● **Exercise description**: Your task is to copy every line below that contains the word "werden".

Text content records for pages
========

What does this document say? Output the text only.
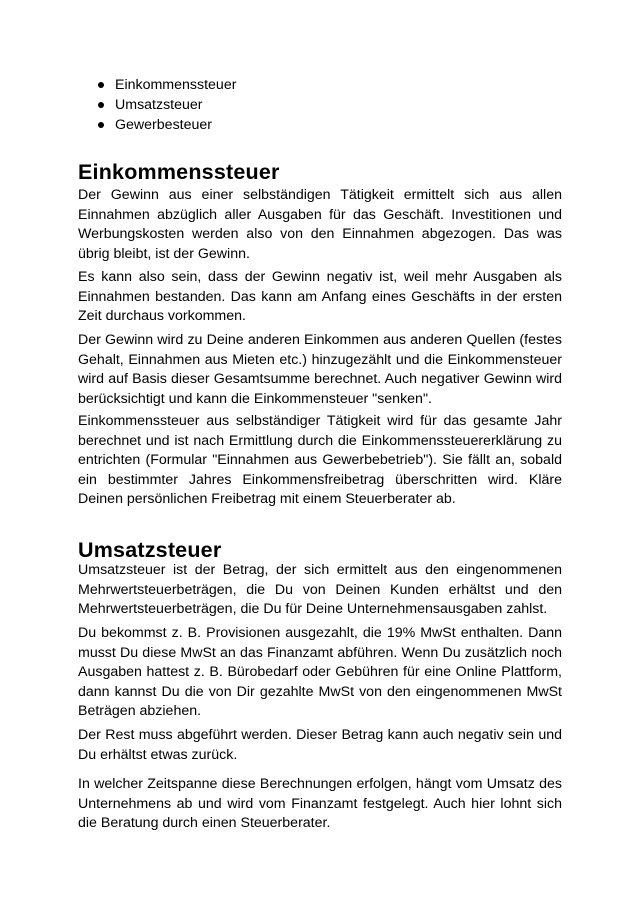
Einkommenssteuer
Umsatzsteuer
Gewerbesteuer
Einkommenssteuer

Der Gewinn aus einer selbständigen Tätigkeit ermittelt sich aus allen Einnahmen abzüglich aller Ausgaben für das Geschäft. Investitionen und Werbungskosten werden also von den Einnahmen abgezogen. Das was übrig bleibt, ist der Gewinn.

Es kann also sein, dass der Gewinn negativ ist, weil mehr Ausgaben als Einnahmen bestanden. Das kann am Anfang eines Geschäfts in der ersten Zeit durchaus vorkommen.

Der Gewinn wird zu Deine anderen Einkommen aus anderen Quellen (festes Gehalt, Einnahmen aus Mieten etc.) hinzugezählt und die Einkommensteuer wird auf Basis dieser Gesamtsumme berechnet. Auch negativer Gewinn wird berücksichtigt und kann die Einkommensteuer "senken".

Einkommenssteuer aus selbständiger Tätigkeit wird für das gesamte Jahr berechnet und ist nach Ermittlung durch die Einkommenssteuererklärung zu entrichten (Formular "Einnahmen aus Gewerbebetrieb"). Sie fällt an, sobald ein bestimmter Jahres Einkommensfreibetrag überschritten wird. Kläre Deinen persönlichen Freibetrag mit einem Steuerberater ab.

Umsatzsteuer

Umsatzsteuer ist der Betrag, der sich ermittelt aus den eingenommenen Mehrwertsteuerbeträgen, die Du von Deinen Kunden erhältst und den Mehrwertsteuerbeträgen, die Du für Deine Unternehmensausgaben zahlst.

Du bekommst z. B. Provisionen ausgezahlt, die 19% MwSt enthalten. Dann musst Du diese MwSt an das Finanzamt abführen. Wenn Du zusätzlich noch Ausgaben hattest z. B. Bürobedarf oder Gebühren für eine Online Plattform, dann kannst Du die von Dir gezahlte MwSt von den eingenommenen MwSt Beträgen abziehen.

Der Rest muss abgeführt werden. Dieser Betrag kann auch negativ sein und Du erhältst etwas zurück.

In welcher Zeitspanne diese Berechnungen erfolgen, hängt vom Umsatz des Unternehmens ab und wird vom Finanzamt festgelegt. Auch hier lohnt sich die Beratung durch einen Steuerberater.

========

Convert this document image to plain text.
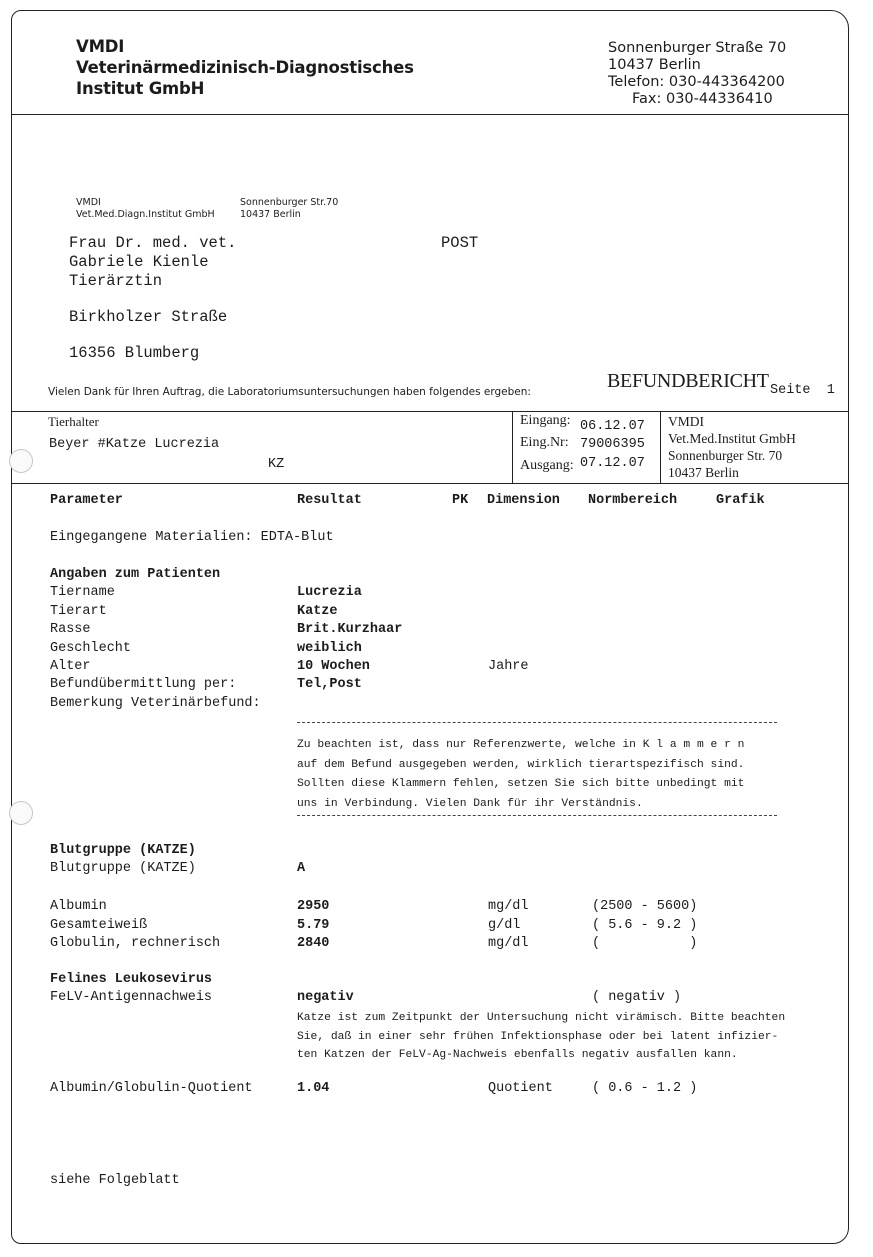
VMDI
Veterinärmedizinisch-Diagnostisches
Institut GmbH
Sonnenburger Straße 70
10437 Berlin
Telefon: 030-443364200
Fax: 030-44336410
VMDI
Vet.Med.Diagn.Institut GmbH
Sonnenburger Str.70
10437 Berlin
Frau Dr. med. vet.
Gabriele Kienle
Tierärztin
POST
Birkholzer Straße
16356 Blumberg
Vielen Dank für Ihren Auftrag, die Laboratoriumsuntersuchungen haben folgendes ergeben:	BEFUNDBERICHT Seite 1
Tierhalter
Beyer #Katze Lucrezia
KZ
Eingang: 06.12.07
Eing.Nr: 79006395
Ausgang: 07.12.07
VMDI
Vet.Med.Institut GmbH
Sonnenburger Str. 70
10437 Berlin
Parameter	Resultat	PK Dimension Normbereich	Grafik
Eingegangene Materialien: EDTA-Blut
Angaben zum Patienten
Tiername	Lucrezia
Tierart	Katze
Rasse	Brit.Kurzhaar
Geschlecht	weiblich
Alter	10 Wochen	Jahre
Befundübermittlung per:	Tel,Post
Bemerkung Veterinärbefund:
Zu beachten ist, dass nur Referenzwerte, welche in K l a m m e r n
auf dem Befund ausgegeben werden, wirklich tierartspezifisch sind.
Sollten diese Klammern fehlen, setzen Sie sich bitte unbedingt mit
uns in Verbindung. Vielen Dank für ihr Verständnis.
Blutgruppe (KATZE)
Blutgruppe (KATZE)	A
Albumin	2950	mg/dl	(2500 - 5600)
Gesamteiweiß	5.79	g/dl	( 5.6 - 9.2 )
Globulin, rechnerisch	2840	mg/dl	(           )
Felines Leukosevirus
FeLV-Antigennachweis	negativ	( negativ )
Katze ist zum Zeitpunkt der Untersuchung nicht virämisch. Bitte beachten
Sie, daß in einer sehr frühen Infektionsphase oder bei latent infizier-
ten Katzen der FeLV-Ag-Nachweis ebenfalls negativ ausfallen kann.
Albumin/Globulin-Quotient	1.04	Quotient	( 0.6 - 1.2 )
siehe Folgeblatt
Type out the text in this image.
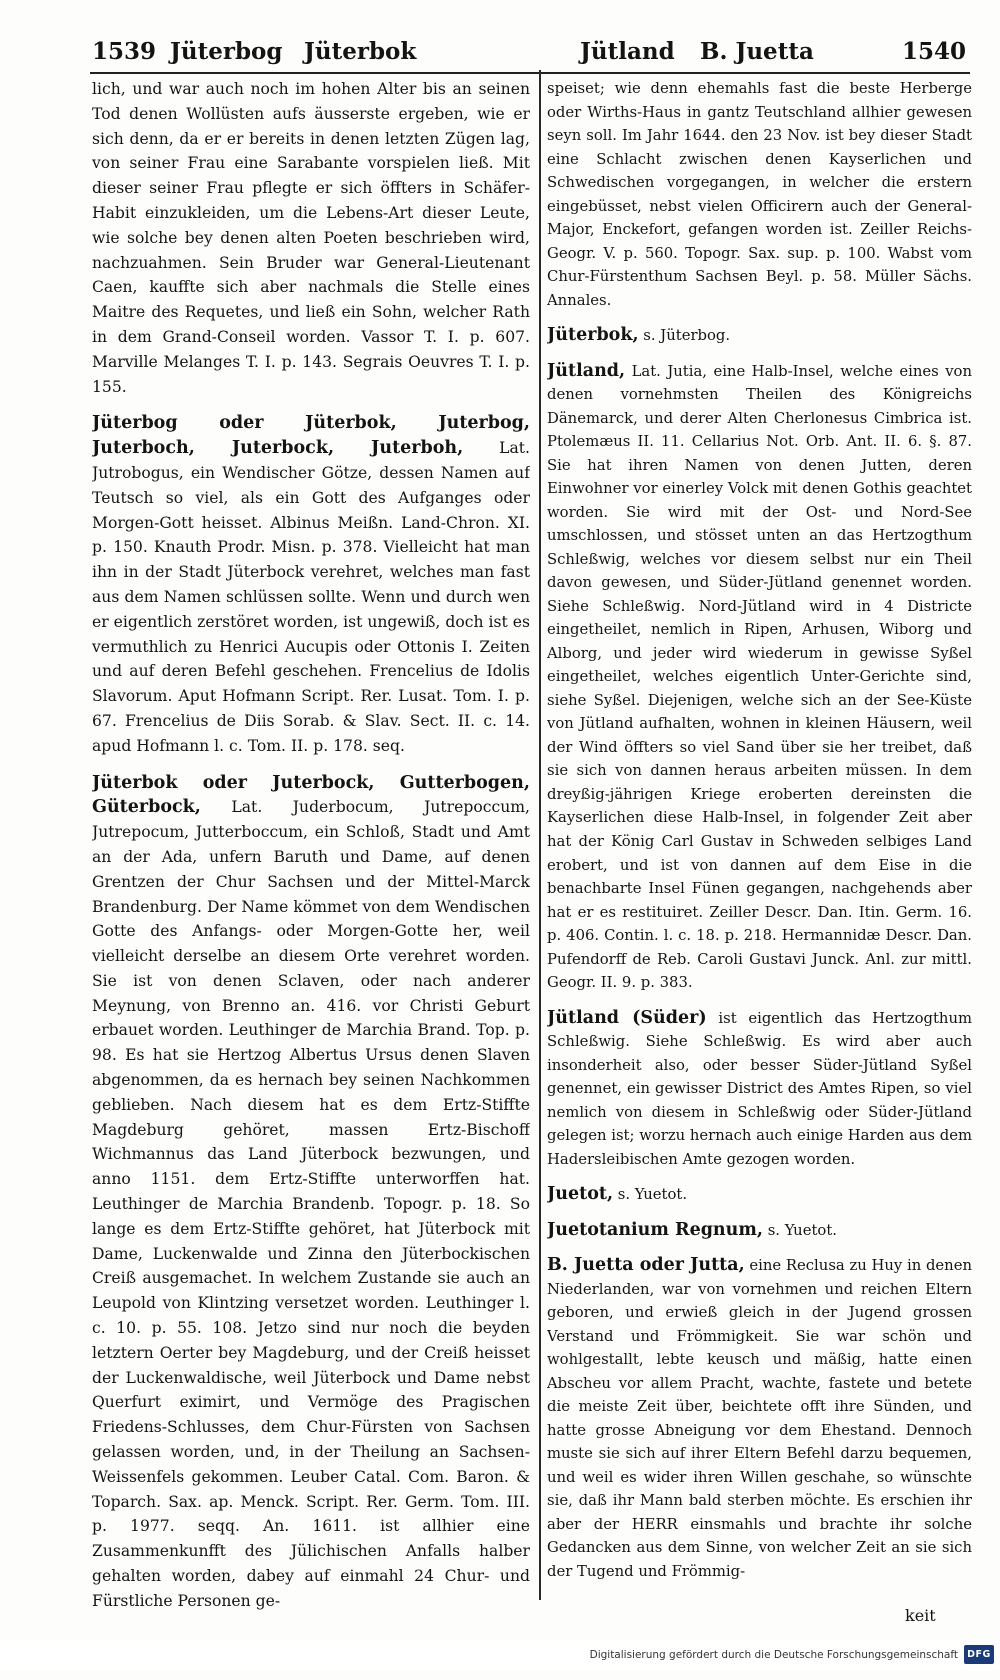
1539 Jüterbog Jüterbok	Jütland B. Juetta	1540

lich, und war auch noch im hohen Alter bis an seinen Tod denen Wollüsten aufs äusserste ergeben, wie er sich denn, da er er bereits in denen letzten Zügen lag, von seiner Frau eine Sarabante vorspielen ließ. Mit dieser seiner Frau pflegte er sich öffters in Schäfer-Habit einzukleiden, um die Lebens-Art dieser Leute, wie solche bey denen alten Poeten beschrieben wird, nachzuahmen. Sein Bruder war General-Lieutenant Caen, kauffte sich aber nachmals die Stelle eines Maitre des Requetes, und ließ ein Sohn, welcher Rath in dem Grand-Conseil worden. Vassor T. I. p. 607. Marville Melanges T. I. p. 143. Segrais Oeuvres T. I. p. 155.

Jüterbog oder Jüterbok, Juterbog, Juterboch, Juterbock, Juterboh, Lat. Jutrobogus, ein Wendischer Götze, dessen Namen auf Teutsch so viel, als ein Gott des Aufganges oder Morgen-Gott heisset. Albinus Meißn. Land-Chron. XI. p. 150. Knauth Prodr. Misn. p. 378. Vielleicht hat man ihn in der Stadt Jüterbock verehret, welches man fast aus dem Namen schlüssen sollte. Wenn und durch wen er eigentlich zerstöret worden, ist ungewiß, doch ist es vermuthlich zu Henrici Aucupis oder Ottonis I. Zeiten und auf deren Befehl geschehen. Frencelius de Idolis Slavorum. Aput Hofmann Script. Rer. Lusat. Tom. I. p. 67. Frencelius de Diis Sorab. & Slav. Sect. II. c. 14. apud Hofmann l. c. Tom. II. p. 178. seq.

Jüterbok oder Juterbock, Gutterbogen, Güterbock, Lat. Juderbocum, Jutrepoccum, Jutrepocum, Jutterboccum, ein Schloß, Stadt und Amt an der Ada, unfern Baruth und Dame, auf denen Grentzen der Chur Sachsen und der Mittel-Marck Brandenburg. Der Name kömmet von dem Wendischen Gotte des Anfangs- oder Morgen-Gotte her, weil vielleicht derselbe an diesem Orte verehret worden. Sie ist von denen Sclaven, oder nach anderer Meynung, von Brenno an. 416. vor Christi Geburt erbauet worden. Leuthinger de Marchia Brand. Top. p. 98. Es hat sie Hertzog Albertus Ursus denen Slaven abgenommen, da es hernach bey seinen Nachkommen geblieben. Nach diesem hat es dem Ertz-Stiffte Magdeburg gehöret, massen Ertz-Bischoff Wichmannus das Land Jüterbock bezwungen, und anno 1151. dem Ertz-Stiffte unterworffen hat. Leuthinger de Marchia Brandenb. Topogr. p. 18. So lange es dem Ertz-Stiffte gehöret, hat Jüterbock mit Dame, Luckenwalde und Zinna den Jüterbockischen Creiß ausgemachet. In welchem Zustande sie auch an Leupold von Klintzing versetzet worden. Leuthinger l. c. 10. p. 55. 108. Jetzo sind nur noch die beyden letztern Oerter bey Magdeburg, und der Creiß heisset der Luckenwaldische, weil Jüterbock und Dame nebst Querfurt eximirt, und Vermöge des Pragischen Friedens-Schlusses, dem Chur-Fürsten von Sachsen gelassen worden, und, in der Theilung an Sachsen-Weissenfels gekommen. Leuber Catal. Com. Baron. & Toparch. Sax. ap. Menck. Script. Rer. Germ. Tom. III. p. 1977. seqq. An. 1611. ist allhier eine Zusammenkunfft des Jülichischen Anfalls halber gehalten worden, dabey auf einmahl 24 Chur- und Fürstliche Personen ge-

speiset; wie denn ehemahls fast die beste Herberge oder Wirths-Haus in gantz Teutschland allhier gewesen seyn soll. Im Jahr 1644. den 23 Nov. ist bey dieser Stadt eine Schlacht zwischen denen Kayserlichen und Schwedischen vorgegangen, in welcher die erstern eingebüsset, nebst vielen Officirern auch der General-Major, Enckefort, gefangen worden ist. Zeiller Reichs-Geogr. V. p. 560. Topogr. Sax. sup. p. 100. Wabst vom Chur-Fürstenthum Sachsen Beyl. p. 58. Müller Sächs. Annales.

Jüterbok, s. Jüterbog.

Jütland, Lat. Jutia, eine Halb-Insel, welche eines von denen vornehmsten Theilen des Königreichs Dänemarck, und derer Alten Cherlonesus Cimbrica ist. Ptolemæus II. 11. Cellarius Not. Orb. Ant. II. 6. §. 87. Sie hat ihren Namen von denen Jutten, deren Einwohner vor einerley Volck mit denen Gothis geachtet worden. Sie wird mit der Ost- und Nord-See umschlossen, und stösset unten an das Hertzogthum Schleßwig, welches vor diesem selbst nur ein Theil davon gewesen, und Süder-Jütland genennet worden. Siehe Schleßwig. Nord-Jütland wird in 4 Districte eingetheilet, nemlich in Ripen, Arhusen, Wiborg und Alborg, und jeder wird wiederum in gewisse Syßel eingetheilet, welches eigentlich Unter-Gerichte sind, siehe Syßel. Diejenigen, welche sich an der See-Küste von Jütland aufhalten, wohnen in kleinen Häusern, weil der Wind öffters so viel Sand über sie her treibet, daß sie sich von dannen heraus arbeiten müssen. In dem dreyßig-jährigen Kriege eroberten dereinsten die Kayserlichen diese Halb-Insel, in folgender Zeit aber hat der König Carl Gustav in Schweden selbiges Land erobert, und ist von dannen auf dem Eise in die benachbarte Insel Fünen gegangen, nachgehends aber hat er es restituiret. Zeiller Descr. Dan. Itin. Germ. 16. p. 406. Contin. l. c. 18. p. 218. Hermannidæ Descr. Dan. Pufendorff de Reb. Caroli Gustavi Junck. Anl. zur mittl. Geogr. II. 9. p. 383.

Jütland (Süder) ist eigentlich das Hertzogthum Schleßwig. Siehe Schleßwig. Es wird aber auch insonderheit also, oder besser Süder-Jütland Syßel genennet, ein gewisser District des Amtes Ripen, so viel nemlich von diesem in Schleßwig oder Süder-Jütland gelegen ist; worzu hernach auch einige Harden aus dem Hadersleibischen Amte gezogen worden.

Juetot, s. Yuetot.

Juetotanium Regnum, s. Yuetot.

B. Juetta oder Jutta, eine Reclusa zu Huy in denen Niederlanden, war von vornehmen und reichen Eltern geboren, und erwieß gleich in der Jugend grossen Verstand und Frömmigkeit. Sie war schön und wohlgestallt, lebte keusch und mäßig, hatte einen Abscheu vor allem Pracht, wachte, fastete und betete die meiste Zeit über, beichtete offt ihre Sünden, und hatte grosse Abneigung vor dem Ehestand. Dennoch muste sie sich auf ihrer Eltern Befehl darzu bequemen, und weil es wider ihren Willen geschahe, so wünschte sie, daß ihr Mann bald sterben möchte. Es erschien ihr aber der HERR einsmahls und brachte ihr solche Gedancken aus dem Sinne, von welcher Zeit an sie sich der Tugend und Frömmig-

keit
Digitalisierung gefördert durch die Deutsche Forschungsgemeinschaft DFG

========

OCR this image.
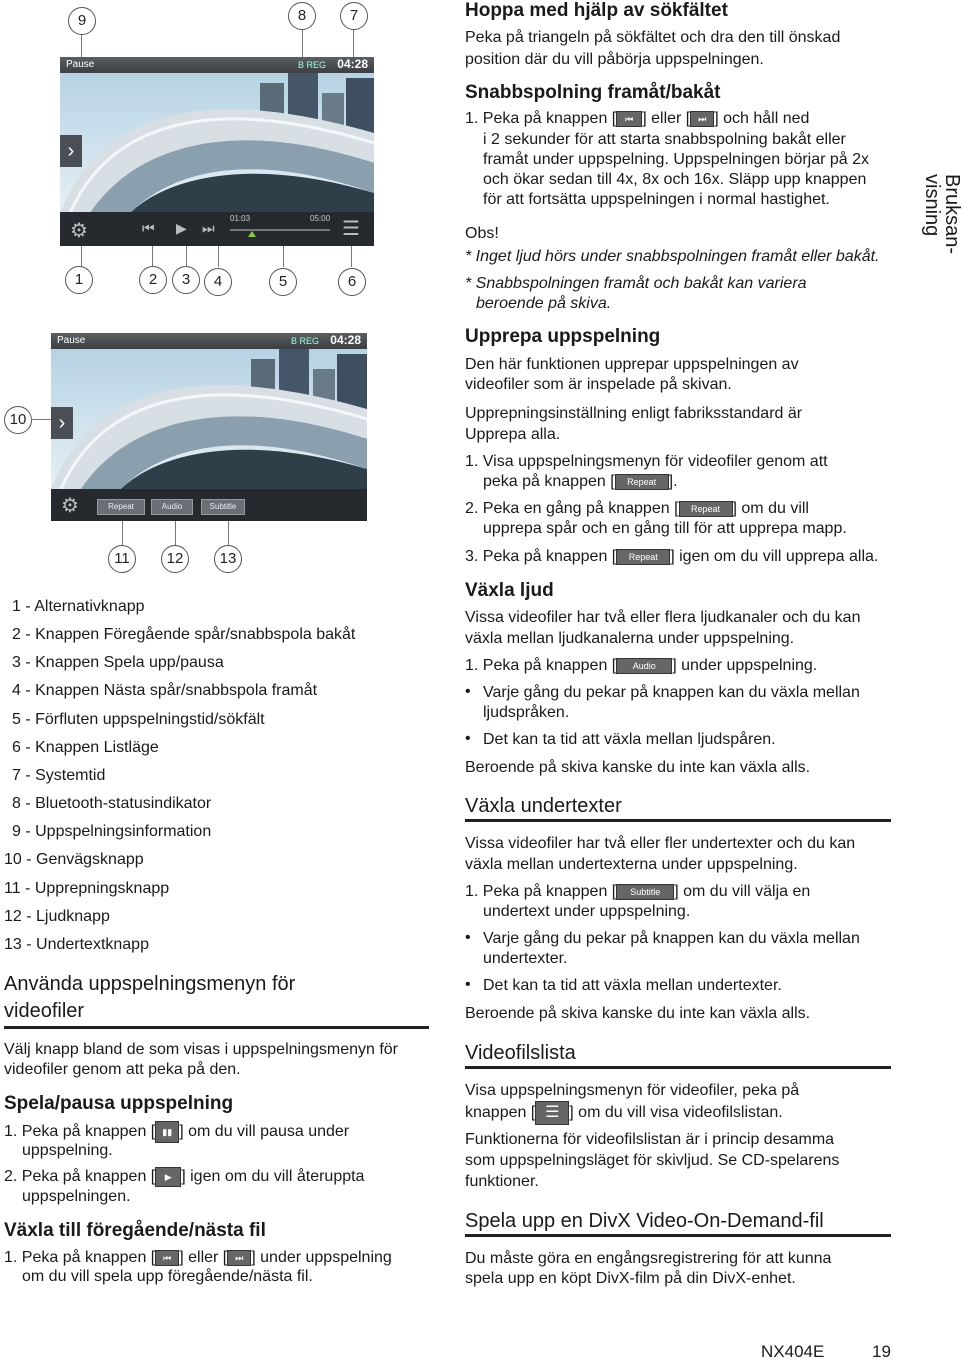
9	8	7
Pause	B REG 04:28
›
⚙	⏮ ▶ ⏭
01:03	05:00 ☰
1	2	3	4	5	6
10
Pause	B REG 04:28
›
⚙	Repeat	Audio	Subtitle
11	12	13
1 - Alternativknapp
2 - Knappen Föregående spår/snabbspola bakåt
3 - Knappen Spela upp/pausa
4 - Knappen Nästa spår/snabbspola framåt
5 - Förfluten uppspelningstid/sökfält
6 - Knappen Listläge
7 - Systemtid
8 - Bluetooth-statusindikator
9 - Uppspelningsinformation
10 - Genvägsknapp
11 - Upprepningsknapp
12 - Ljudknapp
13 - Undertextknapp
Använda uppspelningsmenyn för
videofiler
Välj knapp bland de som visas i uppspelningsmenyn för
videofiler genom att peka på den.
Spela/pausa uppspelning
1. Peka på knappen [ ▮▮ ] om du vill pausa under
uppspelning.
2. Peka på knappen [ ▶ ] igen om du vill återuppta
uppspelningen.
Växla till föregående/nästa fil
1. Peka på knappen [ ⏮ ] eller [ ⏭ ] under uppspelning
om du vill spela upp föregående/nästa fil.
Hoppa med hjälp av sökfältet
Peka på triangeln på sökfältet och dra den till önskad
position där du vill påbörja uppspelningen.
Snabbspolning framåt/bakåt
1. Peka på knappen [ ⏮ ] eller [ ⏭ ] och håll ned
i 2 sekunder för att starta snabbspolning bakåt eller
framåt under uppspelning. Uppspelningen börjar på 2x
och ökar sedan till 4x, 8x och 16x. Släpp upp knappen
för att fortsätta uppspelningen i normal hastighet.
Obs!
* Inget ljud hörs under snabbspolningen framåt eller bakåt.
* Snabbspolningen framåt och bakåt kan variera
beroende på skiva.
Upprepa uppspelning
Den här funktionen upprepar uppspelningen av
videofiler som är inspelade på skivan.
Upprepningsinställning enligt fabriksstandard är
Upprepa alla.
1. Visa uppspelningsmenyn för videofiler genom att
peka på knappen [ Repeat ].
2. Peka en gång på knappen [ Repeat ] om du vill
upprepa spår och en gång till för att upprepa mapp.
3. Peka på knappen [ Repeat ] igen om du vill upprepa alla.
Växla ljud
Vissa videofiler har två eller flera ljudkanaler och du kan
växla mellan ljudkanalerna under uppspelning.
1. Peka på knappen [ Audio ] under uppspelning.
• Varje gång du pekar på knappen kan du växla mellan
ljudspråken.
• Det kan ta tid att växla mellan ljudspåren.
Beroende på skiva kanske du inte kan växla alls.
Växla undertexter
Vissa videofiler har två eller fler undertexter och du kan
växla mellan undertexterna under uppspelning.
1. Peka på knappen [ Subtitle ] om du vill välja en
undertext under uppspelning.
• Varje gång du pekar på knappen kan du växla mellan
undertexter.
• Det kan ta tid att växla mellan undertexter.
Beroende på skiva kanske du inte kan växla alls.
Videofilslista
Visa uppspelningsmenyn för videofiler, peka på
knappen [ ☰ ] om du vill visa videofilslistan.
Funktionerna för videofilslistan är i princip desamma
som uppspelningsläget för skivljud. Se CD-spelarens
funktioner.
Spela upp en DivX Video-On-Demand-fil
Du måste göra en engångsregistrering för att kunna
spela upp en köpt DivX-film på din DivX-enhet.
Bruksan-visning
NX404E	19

========

● **Output below**:
Der Gewinn aus einer selbständigen Tätigkeit ermittelt sich aus allen Einnahmen abzüglich aller Ausgaben für das Geschäft. Investitionen und Werbungskosten werden also von den Einnahmen abgezogen. Das was übrig bleibt, ist der Gewinn.
Der Rest muss abgeführt werden. Dieser Betrag kann auch negativ sein und Du erhältst etwas zurück.
auf dem Befund ausgegeben werden, wirklich tierartspezifisch sind.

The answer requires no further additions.